[Start]
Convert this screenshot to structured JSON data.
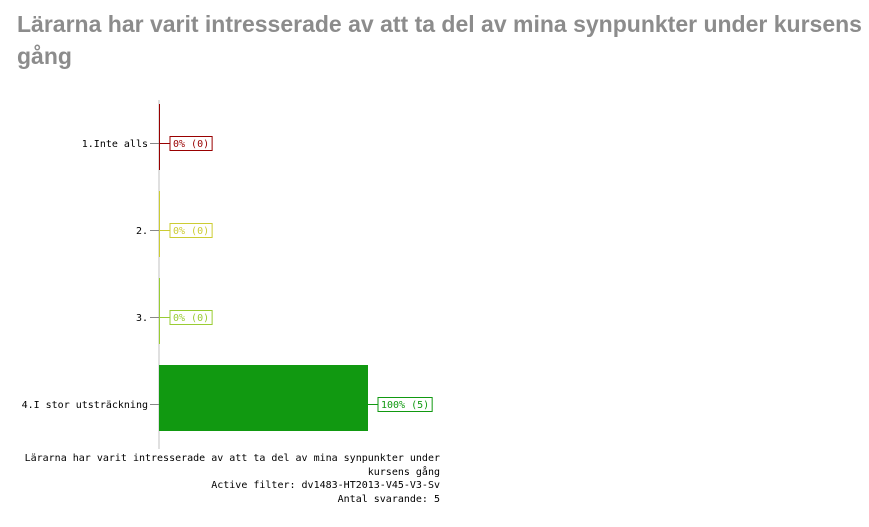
{
  "title": "Lärarna har varit intresserade av att ta del av mina synpunkter under kursens gång",
  "chart_data": {
    "type": "bar",
    "orientation": "horizontal",
    "categories": [
      "1.Inte alls",
      "2.",
      "3.",
      "4.I stor utsträckning"
    ],
    "values": [
      0,
      0,
      0,
      100
    ],
    "counts": [
      0,
      0,
      0,
      5
    ],
    "data_labels": [
      "0% (0)",
      "0% (0)",
      "0% (0)",
      "100% (5)"
    ],
    "colors": [
      "#990000",
      "#cccc33",
      "#99cc33",
      "#119911"
    ],
    "xlim": [
      0,
      100
    ]
  },
  "footer": {
    "caption_line1": "Lärarna har varit intresserade av att ta del av mina synpunkter under",
    "caption_line2": "kursens gång",
    "filter": "Active filter: dv1483-HT2013-V45-V3-Sv",
    "respondents": "Antal svarande: 5"
  }
}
[End]
§ **TASK PROMPT**
Return the whole listing, word for word, and leave out every picture.

§ **RESULT OF THE EXERCISE**
Convert this screenshot to structured JSON data.
{
  "title": "Lärarna har varit intresserade av att ta del av mina synpunkter under kursens gång",
  "chart_data": {
    "type": "bar",
    "orientation": "horizontal",
    "categories": [
      "1.Inte alls",
      "2.",
      "3.",
      "4.I stor utsträckning"
    ],
    "values": [
      0,
      0,
      0,
      100
    ],
    "counts": [
      0,
      0,
      0,
      5
    ],
    "data_labels": [
      "0% (0)",
      "0% (0)",
      "0% (0)",
      "100% (5)"
    ],
    "colors": [
      "#990000",
      "#cccc33",
      "#99cc33",
      "#119911"
    ],
    "xlim": [
      0,
      100
    ]
  },
  "footer": {
    "caption_line1": "Lärarna har varit intresserade av att ta del av mina synpunkter under",
    "caption_line2": "kursens gång",
    "filter": "Active filter: dv1483-HT2013-V45-V3-Sv",
    "respondents": "Antal svarande: 5"
  }
}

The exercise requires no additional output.